Given entries:
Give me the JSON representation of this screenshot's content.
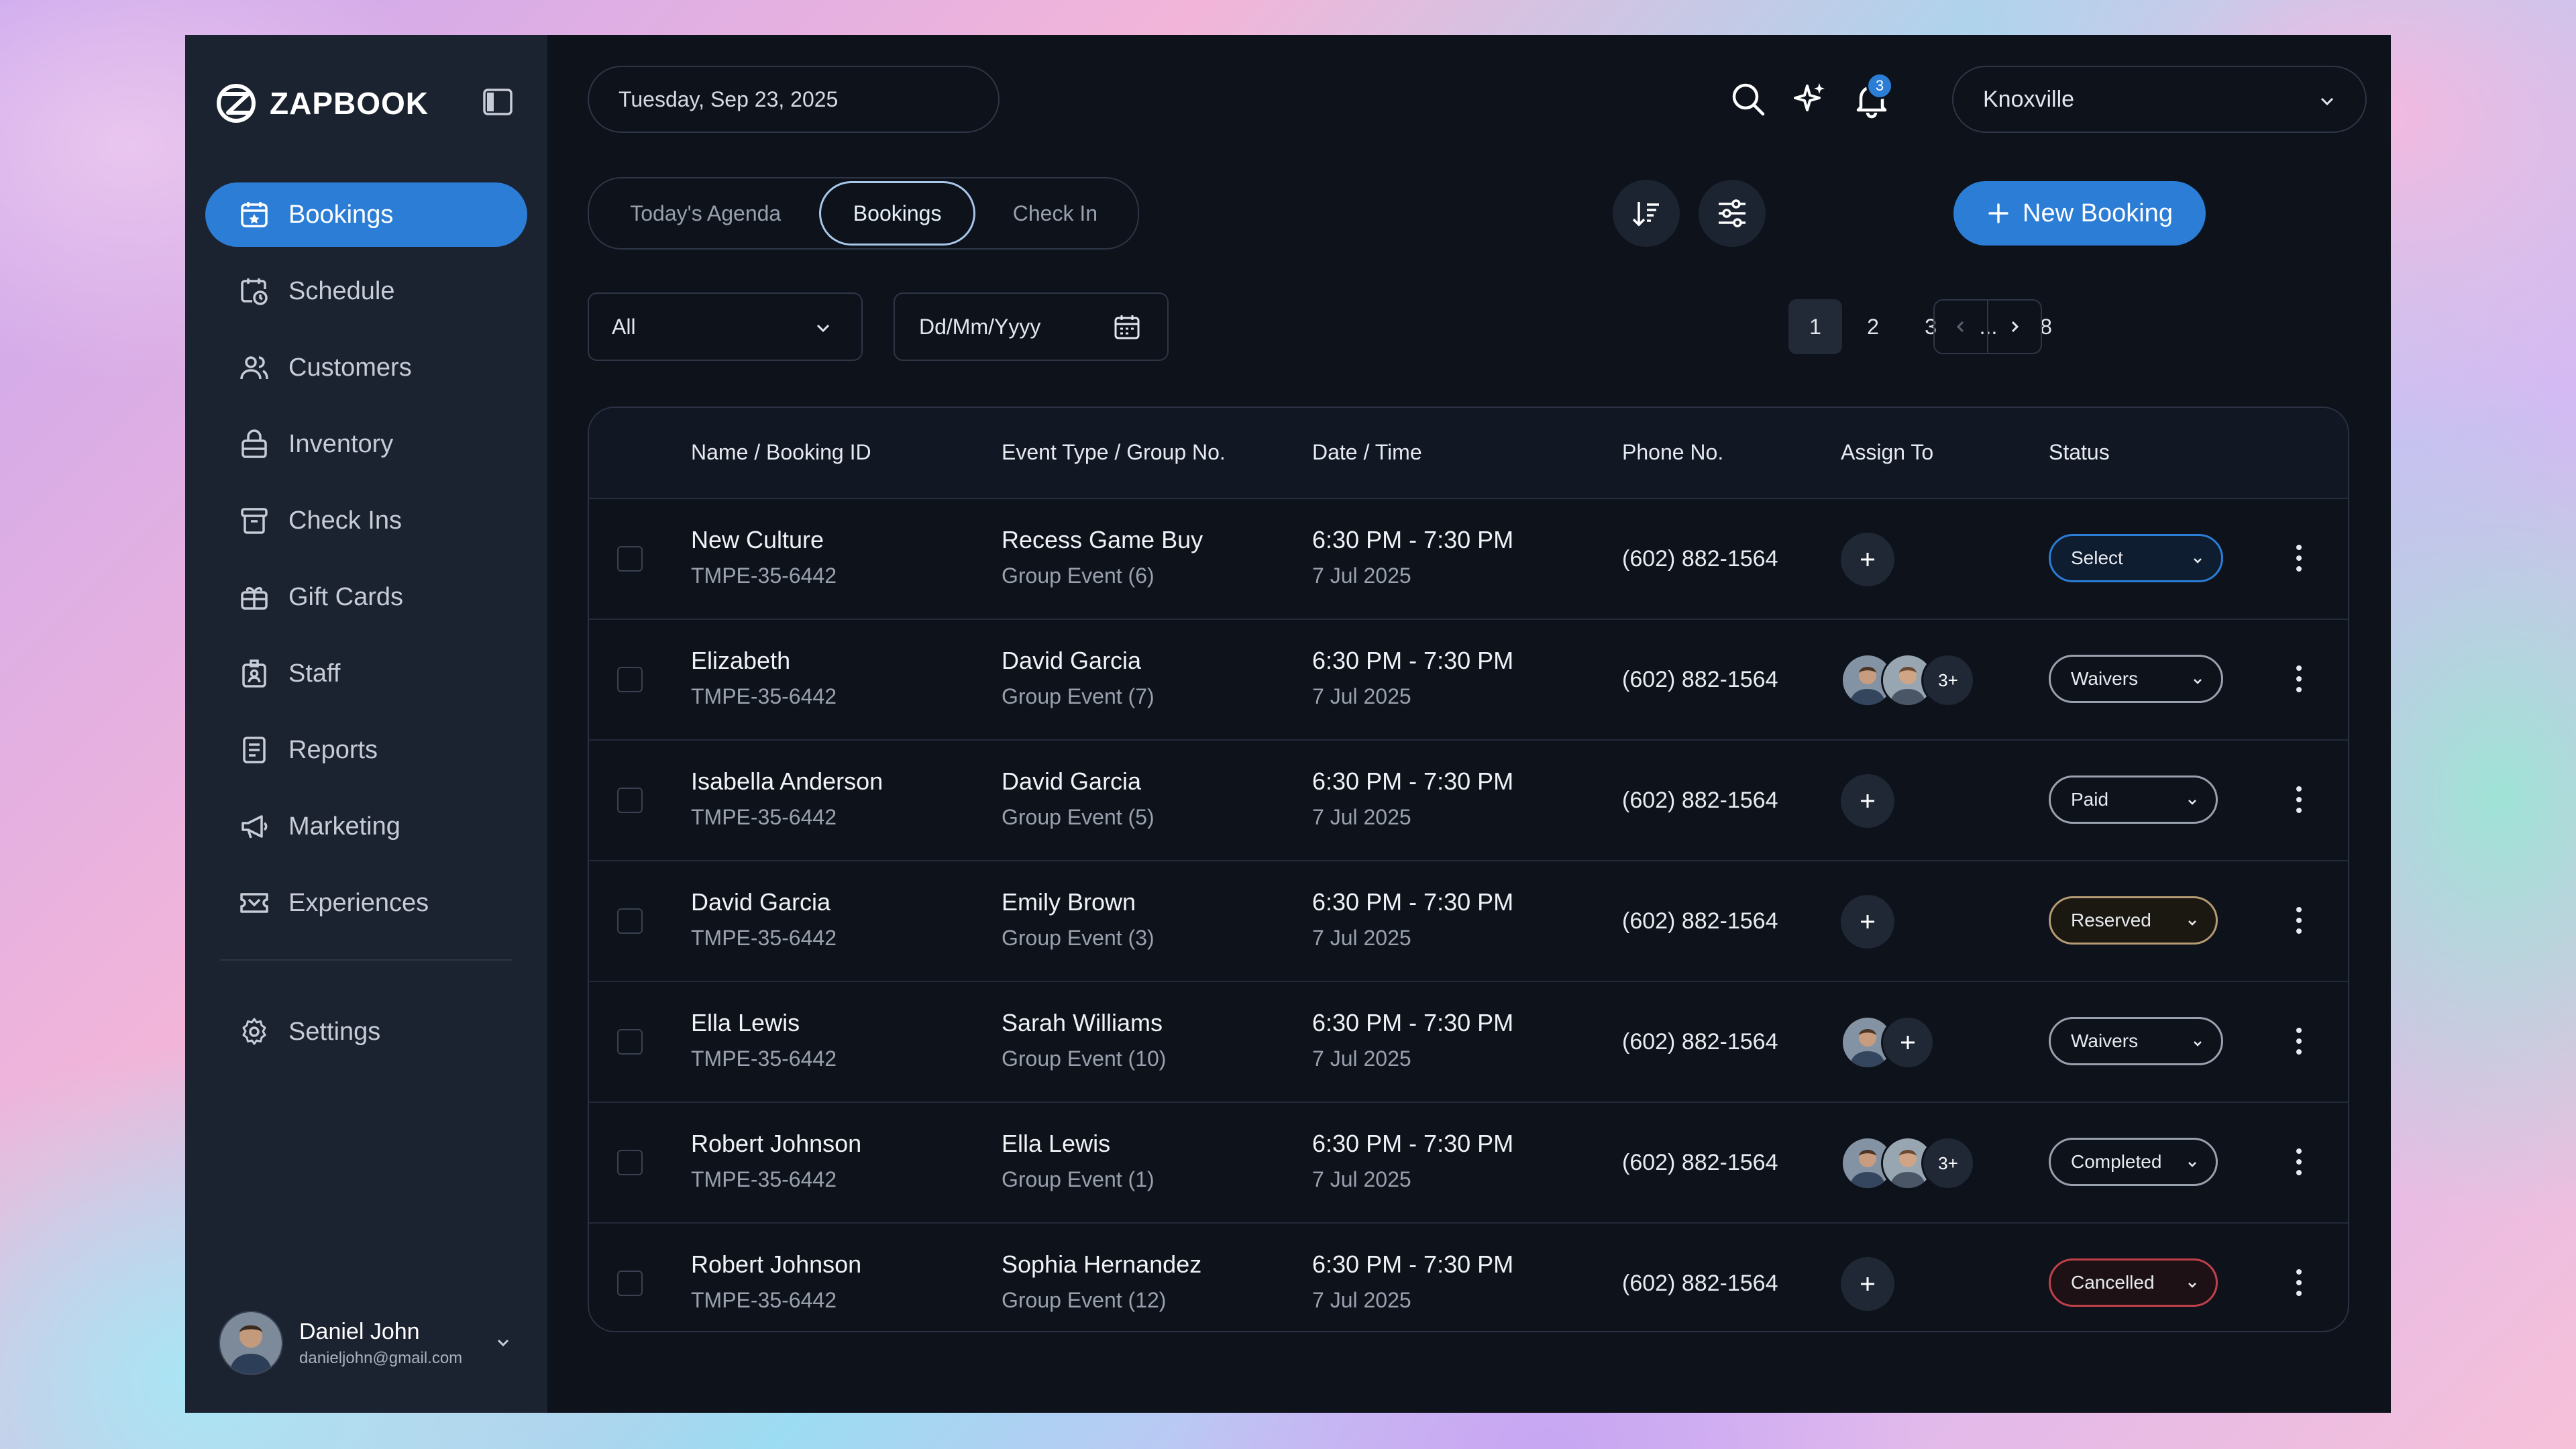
{
  "app": {
    "name": "ZAPBOOK"
  },
  "sidebar": {
    "items": [
      {
        "label": "Bookings",
        "icon": "calendar-star-icon",
        "active": true
      },
      {
        "label": "Schedule",
        "icon": "calendar-clock-icon"
      },
      {
        "label": "Customers",
        "icon": "users-icon"
      },
      {
        "label": "Inventory",
        "icon": "lock-box-icon"
      },
      {
        "label": "Check Ins",
        "icon": "archive-icon"
      },
      {
        "label": "Gift Cards",
        "icon": "gift-icon"
      },
      {
        "label": "Staff",
        "icon": "badge-icon"
      },
      {
        "label": "Reports",
        "icon": "document-icon"
      },
      {
        "label": "Marketing",
        "icon": "megaphone-icon"
      },
      {
        "label": "Experiences",
        "icon": "ticket-icon"
      }
    ],
    "settings_label": "Settings",
    "user": {
      "name": "Daniel John",
      "email": "danieljohn@gmail.com"
    }
  },
  "header": {
    "date": "Tuesday, Sep 23, 2025",
    "notification_count": "3",
    "location": "Knoxville"
  },
  "tabs": [
    {
      "label": "Today's Agenda"
    },
    {
      "label": "Bookings",
      "active": true
    },
    {
      "label": "Check In"
    }
  ],
  "toolbar": {
    "new_booking_label": "New Booking"
  },
  "filters": {
    "type_value": "All",
    "date_placeholder": "Dd/Mm/Yyyy"
  },
  "pagination": {
    "pages": [
      "1",
      "2",
      "3",
      "...",
      "8"
    ],
    "current": "1"
  },
  "table": {
    "headers": [
      "Name / Booking ID",
      "Event Type / Group No.",
      "Date / Time",
      "Phone No.",
      "Assign To",
      "Status"
    ],
    "rows": [
      {
        "name": "New Culture",
        "booking_id": "TMPE-35-6442",
        "event": "Recess Game Buy",
        "group": "Group Event (6)",
        "time": "6:30 PM - 7:30 PM",
        "date": "7 Jul 2025",
        "phone": "(602) 882-1564",
        "status": "Select"
      },
      {
        "name": "Elizabeth",
        "booking_id": "TMPE-35-6442",
        "event": "David Garcia",
        "group": "Group Event (7)",
        "time": "6:30 PM - 7:30 PM",
        "date": "7 Jul 2025",
        "phone": "(602) 882-1564",
        "more": "3+",
        "status": "Waivers"
      },
      {
        "name": "Isabella Anderson",
        "booking_id": "TMPE-35-6442",
        "event": "David Garcia",
        "group": "Group Event (5)",
        "time": "6:30 PM - 7:30 PM",
        "date": "7 Jul 2025",
        "phone": "(602) 882-1564",
        "status": "Paid"
      },
      {
        "name": "David Garcia",
        "booking_id": "TMPE-35-6442",
        "event": "Emily Brown",
        "group": "Group Event (3)",
        "time": "6:30 PM - 7:30 PM",
        "date": "7 Jul 2025",
        "phone": "(602) 882-1564",
        "status": "Reserved"
      },
      {
        "name": "Ella Lewis",
        "booking_id": "TMPE-35-6442",
        "event": "Sarah Williams",
        "group": "Group Event (10)",
        "time": "6:30 PM - 7:30 PM",
        "date": "7 Jul 2025",
        "phone": "(602) 882-1564",
        "status": "Waivers"
      },
      {
        "name": "Robert Johnson",
        "booking_id": "TMPE-35-6442",
        "event": "Ella Lewis",
        "group": "Group Event (1)",
        "time": "6:30 PM - 7:30 PM",
        "date": "7 Jul 2025",
        "phone": "(602) 882-1564",
        "more": "3+",
        "status": "Completed"
      },
      {
        "name": "Robert Johnson",
        "booking_id": "TMPE-35-6442",
        "event": "Sophia Hernandez",
        "group": "Group Event (12)",
        "time": "6:30 PM - 7:30 PM",
        "date": "7 Jul 2025",
        "phone": "(602) 882-1564",
        "status": "Cancelled"
      }
    ]
  },
  "colors": {
    "accent": "#2b7dd6",
    "background": "#0d121b",
    "sidebar": "#1b2230",
    "cancelled": "#c0404a",
    "reserved": "#b59a74",
    "select": "#2b7dd6"
  }
}
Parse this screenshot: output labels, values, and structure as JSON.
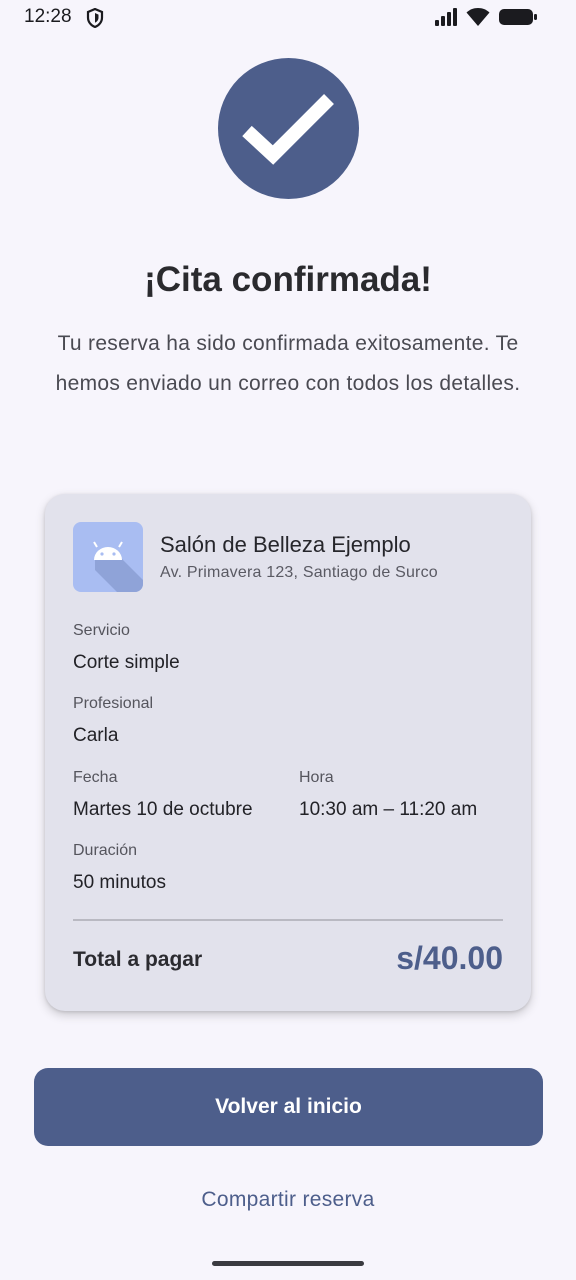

What to work on:
Repeat each entry precisely as it appears. Leave the pictures out.

Result for this task:
Give me the JSON representation of this screenshot's content.
{
  "app": {
    "name": "ZAPBOOK"
  },
  "sidebar": {
    "items": [
      {
        "label": "Bookings",
        "icon": "calendar-star-icon",
        "active": true
      },
      {
        "label": "Schedule",
        "icon": "calendar-clock-icon"
      },
      {
        "label": "Customers",
        "icon": "users-icon"
      },
      {
        "label": "Inventory",
        "icon": "lock-box-icon"
      },
      {
        "label": "Check Ins",
        "icon": "archive-icon"
      },
      {
        "label": "Gift Cards",
        "icon": "gift-icon"
      },
      {
        "label": "Staff",
        "icon": "badge-icon"
      },
      {
        "label": "Reports",
        "icon": "document-icon"
      },
      {
        "label": "Marketing",
        "icon": "megaphone-icon"
      },
      {
        "label": "Experiences",
        "icon": "ticket-icon"
      }
    ],
    "settings_label": "Settings",
    "user": {
      "name": "Daniel John",
      "email": "danieljohn@gmail.com"
    }
  },
  "header": {
    "date": "Tuesday, Sep 23, 2025",
    "notification_count": "3",
    "location": "Knoxville"
  },
  "tabs": [
    {
      "label": "Today's Agenda"
    },
    {
      "label": "Bookings",
      "active": true
    },
    {
      "label": "Check In"
    }
  ],
  "toolbar": {
    "new_booking_label": "New Booking"
  },
  "filters": {
    "type_value": "All",
    "date_placeholder": "Dd/Mm/Yyyy"
  },
  "pagination": {
    "pages": [
      "1",
      "2",
      "3",
      "...",
      "8"
    ],
    "current": "1"
  },
  "table": {
    "headers": [
      "Name / Booking ID",
      "Event Type / Group No.",
      "Date / Time",
      "Phone No.",
      "Assign To",
      "Status"
    ],
    "rows": [
      {
        "name": "New Culture",
        "booking_id": "TMPE-35-6442",
        "event": "Recess Game Buy",
        "group": "Group Event (6)",
        "time": "6:30 PM - 7:30 PM",
        "date": "7 Jul 2025",
        "phone": "(602) 882-1564",
        "status": "Select"
      },
      {
        "name": "Elizabeth",
        "booking_id": "TMPE-35-6442",
        "event": "David Garcia",
        "group": "Group Event (7)",
        "time": "6:30 PM - 7:30 PM",
        "date": "7 Jul 2025",
        "phone": "(602) 882-1564",
        "more": "3+",
        "status": "Waivers"
      },
      {
        "name": "Isabella Anderson",
        "booking_id": "TMPE-35-6442",
        "event": "David Garcia",
        "group": "Group Event (5)",
        "time": "6:30 PM - 7:30 PM",
        "date": "7 Jul 2025",
        "phone": "(602) 882-1564",
        "status": "Paid"
      },
      {
        "name": "David Garcia",
        "booking_id": "TMPE-35-6442",
        "event": "Emily Brown",
        "group": "Group Event (3)",
        "time": "6:30 PM - 7:30 PM",
        "date": "7 Jul 2025",
        "phone": "(602) 882-1564",
        "status": "Reserved"
      },
      {
        "name": "Ella Lewis",
        "booking_id": "TMPE-35-6442",
        "event": "Sarah Williams",
        "group": "Group Event (10)",
        "time": "6:30 PM - 7:30 PM",
        "date": "7 Jul 2025",
        "phone": "(602) 882-1564",
        "status": "Waivers"
      },
      {
        "name": "Robert Johnson",
        "booking_id": "TMPE-35-6442",
        "event": "Ella Lewis",
        "group": "Group Event (1)",
        "time": "6:30 PM - 7:30 PM",
        "date": "7 Jul 2025",
        "phone": "(602) 882-1564",
        "more": "3+",
        "status": "Completed"
      },
      {
        "name": "Robert Johnson",
        "booking_id": "TMPE-35-6442",
        "event": "Sophia Hernandez",
        "group": "Group Event (12)",
        "time": "6:30 PM - 7:30 PM",
        "date": "7 Jul 2025",
        "phone": "(602) 882-1564",
        "status": "Cancelled"
      }
    ]
  },
  "colors": {
    "accent": "#2b7dd6",
    "background": "#0d121b",
    "sidebar": "#1b2230",
    "cancelled": "#c0404a",
    "reserved": "#b59a74",
    "select": "#2b7dd6"
  }
}
Parse this screenshot: output labels, values, and structure as JSON.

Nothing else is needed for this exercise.